-- Direction --
Each line that follows is to be retyped exactly.

-- Exercise input --
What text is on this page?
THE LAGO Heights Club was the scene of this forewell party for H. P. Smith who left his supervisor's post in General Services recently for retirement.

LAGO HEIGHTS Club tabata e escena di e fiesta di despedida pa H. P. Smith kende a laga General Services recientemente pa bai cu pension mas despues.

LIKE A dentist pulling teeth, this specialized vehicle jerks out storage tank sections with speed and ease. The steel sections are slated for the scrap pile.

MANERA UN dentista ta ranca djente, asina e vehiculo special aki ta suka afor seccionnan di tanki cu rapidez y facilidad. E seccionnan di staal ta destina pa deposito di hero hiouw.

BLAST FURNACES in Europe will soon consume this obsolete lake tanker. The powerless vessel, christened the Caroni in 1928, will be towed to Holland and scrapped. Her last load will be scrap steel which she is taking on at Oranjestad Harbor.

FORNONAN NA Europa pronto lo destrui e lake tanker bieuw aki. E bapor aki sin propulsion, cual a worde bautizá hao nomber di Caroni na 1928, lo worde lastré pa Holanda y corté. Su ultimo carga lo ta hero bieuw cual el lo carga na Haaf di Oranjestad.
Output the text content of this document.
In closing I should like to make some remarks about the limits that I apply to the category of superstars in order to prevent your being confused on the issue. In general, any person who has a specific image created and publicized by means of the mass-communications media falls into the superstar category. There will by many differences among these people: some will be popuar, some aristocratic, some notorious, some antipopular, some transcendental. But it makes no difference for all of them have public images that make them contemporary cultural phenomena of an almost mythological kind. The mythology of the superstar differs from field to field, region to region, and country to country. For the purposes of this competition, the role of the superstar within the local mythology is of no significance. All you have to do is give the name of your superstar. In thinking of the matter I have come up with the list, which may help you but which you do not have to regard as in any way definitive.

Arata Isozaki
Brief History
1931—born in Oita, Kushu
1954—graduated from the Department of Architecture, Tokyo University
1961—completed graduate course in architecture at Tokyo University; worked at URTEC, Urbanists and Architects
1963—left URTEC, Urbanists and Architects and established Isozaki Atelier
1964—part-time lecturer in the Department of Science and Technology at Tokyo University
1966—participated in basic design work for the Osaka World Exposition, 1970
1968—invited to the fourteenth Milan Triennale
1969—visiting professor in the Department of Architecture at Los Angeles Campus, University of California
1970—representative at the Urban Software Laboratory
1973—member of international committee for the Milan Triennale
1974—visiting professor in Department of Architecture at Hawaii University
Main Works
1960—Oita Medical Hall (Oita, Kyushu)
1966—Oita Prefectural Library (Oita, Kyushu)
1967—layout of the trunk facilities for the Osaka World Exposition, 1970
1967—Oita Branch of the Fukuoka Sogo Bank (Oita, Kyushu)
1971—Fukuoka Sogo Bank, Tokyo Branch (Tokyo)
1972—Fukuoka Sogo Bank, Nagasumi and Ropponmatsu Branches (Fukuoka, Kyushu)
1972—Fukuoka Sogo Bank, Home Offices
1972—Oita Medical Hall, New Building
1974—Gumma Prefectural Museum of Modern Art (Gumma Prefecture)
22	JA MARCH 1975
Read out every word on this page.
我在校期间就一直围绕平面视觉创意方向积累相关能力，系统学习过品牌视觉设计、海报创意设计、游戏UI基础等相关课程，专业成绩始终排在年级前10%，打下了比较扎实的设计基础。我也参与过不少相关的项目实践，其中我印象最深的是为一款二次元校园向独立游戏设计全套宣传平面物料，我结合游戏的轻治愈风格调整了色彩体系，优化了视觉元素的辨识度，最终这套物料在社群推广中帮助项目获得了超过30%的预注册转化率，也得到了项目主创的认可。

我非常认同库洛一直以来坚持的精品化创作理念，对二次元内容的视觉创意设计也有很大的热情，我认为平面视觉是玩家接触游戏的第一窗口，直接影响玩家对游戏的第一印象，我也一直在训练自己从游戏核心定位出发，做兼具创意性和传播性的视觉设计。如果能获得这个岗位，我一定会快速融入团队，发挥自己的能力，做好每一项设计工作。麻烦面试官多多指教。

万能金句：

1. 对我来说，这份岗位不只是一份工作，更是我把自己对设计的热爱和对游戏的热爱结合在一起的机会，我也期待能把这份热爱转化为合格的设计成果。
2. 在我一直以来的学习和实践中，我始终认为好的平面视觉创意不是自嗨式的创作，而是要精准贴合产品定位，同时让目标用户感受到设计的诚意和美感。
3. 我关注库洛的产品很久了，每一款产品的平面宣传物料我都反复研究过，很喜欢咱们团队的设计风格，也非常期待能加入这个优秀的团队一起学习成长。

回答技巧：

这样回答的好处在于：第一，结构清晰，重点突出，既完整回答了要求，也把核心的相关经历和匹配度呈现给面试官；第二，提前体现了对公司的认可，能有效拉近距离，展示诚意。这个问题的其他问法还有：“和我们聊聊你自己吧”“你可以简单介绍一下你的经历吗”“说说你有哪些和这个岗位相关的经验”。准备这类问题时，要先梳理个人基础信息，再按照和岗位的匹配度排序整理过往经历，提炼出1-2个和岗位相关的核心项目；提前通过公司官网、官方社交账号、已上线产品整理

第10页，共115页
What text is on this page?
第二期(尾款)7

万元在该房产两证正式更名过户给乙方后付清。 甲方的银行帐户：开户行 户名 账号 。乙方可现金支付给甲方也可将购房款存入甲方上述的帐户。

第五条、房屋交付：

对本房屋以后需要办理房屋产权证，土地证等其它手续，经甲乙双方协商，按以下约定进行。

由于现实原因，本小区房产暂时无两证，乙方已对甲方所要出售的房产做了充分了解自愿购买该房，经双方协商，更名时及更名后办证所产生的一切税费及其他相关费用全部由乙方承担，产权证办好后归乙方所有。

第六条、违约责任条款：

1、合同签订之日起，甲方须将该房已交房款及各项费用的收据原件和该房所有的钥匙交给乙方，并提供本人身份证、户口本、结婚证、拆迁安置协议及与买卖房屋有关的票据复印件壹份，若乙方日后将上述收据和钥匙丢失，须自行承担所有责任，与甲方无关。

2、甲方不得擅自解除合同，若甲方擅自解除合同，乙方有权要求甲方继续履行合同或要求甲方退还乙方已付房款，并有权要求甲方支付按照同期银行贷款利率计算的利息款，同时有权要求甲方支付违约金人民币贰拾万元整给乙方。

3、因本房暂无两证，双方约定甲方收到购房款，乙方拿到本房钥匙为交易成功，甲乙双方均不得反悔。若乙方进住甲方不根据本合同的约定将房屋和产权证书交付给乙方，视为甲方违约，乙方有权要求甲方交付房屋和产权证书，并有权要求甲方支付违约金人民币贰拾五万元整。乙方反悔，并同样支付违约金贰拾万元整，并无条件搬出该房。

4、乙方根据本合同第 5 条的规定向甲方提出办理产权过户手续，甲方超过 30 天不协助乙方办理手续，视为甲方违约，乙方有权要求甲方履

-- Worked answer --
What text is on this page?
THE LAGO Heights Club was the scene of this forewell party for H. P. Smith who left his supervisor's post in General Services recently for retirement.

LAGO HEIGHTS Club tabata e escena di e fiesta di despedida pa H. P. Smith kende a laga General Services recientemente pa bai cu pension mas despues.

LIKE A dentist pulling teeth, this specialized vehicle jerks out storage tank sections with speed and ease. The steel sections are slated for the scrap pile.

MANERA UN dentista ta ranca djente, asina e vehiculo special aki ta suka afor seccionnan di tanki cu rapidez y facilidad. E seccionnan di staal ta destina pa deposito di hero hiouw.

BLAST FURNACES in Europe will soon consume this obsolete lake tanker. The powerless vessel, christened the Caroni in 1928, will be towed to Holland and scrapped. Her last load will be scrap steel which she is taking on at Oranjestad Harbor.

FORNONAN NA Europa pronto lo destrui e lake tanker bieuw aki. E bapor aki sin propulsion, cual a worde bautizá hao nomber di Caroni na 1928, lo worde lastré pa Holanda y corté. Su ultimo carga lo ta hero bieuw cual el lo carga na Haaf di Oranjestad.
Output the text content of this document.
In closing I should like to make some remarks about the limits that I apply to the category of superstars in order to prevent your being confused on the issue. In general, any person who has a specific image created and publicized by means of the mass-communications media falls into the superstar category. There will by many differences among these people: some will be popuar, some aristocratic, some notorious, some antipopular, some transcendental. But it makes no difference for all of them have public images that make them contemporary cultural phenomena of an almost mythological kind. The mythology of the superstar differs from field to field, region to region, and country to country. For the purposes of this competition, the role of the superstar within the local mythology is of no significance. All you have to do is give the name of your superstar. In thinking of the matter I have come up with the list, which may help you but which you do not have to regard as in any way definitive.

Arata Isozaki
Brief History
1931—born in Oita, Kushu
1954—graduated from the Department of Architecture, Tokyo University
1961—completed graduate course in architecture at Tokyo University; worked at URTEC, Urbanists and Architects
1963—left URTEC, Urbanists and Architects and established Isozaki Atelier
1964—part-time lecturer in the Department of Science and Technology at Tokyo University
1966—participated in basic design work for the Osaka World Exposition, 1970
1968—invited to the fourteenth Milan Triennale
1969—visiting professor in the Department of Architecture at Los Angeles Campus, University of California
1970—representative at the Urban Software Laboratory
1973—member of international committee for the Milan Triennale
1974—visiting professor in Department of Architecture at Hawaii University
Main Works
1960—Oita Medical Hall (Oita, Kyushu)
1966—Oita Prefectural Library (Oita, Kyushu)
1967—layout of the trunk facilities for the Osaka World Exposition, 1970
1967—Oita Branch of the Fukuoka Sogo Bank (Oita, Kyushu)
1971—Fukuoka Sogo Bank, Tokyo Branch (Tokyo)
1972—Fukuoka Sogo Bank, Nagasumi and Ropponmatsu Branches (Fukuoka, Kyushu)
1972—Fukuoka Sogo Bank, Home Offices
1972—Oita Medical Hall, New Building
1974—Gumma Prefectural Museum of Modern Art (Gumma Prefecture)
22	JA MARCH 1975
Read out every word on this page.
我在校期间就一直围绕平面视觉创意方向积累相关能力，系统学习过品牌视觉设计、海报创意设计、游戏UI基础等相关课程，专业成绩始终排在年级前10%，打下了比较扎实的设计基础。我也参与过不少相关的项目实践，其中我印象最深的是为一款二次元校园向独立游戏设计全套宣传平面物料，我结合游戏的轻治愈风格调整了色彩体系，优化了视觉元素的辨识度，最终这套物料在社群推广中帮助项目获得了超过30%的预注册转化率，也得到了项目主创的认可。

我非常认同库洛一直以来坚持的精品化创作理念，对二次元内容的视觉创意设计也有很大的热情，我认为平面视觉是玩家接触游戏的第一窗口，直接影响玩家对游戏的第一印象，我也一直在训练自己从游戏核心定位出发，做兼具创意性和传播性的视觉设计。如果能获得这个岗位，我一定会快速融入团队，发挥自己的能力，做好每一项设计工作。麻烦面试官多多指教。

万能金句：

1. 对我来说，这份岗位不只是一份工作，更是我把自己对设计的热爱和对游戏的热爱结合在一起的机会，我也期待能把这份热爱转化为合格的设计成果。
2. 在我一直以来的学习和实践中，我始终认为好的平面视觉创意不是自嗨式的创作，而是要精准贴合产品定位，同时让目标用户感受到设计的诚意和美感。
3. 我关注库洛的产品很久了，每一款产品的平面宣传物料我都反复研究过，很喜欢咱们团队的设计风格，也非常期待能加入这个优秀的团队一起学习成长。

回答技巧：

这样回答的好处在于：第一，结构清晰，重点突出，既完整回答了要求，也把核心的相关经历和匹配度呈现给面试官；第二，提前体现了对公司的认可，能有效拉近距离，展示诚意。这个问题的其他问法还有：“和我们聊聊你自己吧”“你可以简单介绍一下你的经历吗”“说说你有哪些和这个岗位相关的经验”。准备这类问题时，要先梳理个人基础信息，再按照和岗位的匹配度排序整理过往经历，提炼出1-2个和岗位相关的核心项目；提前通过公司官网、官方社交账号、已上线产品整理

第10页，共115页
What text is on this page?
第二期(尾款)7

万元在该房产两证正式更名过户给乙方后付清。 甲方的银行帐户：开户行 户名 账号 。乙方可现金支付给甲方也可将购房款存入甲方上述的帐户。

第五条、房屋交付：

对本房屋以后需要办理房屋产权证，土地证等其它手续，经甲乙双方协商，按以下约定进行。

由于现实原因，本小区房产暂时无两证，乙方已对甲方所要出售的房产做了充分了解自愿购买该房，经双方协商，更名时及更名后办证所产生的一切税费及其他相关费用全部由乙方承担，产权证办好后归乙方所有。

第六条、违约责任条款：

1、合同签订之日起，甲方须将该房已交房款及各项费用的收据原件和该房所有的钥匙交给乙方，并提供本人身份证、户口本、结婚证、拆迁安置协议及与买卖房屋有关的票据复印件壹份，若乙方日后将上述收据和钥匙丢失，须自行承担所有责任，与甲方无关。

2、甲方不得擅自解除合同，若甲方擅自解除合同，乙方有权要求甲方继续履行合同或要求甲方退还乙方已付房款，并有权要求甲方支付按照同期银行贷款利率计算的利息款，同时有权要求甲方支付违约金人民币贰拾万元整给乙方。

3、因本房暂无两证，双方约定甲方收到购房款，乙方拿到本房钥匙为交易成功，甲乙双方均不得反悔。若乙方进住甲方不根据本合同的约定将房屋和产权证书交付给乙方，视为甲方违约，乙方有权要求甲方交付房屋和产权证书，并有权要求甲方支付违约金人民币贰拾五万元整。乙方反悔，并同样支付违约金贰拾万元整，并无条件搬出该房。

4、乙方根据本合同第 5 条的规定向甲方提出办理产权过户手续，甲方超过 30 天不协助乙方办理手续，视为甲方违约，乙方有权要求甲方履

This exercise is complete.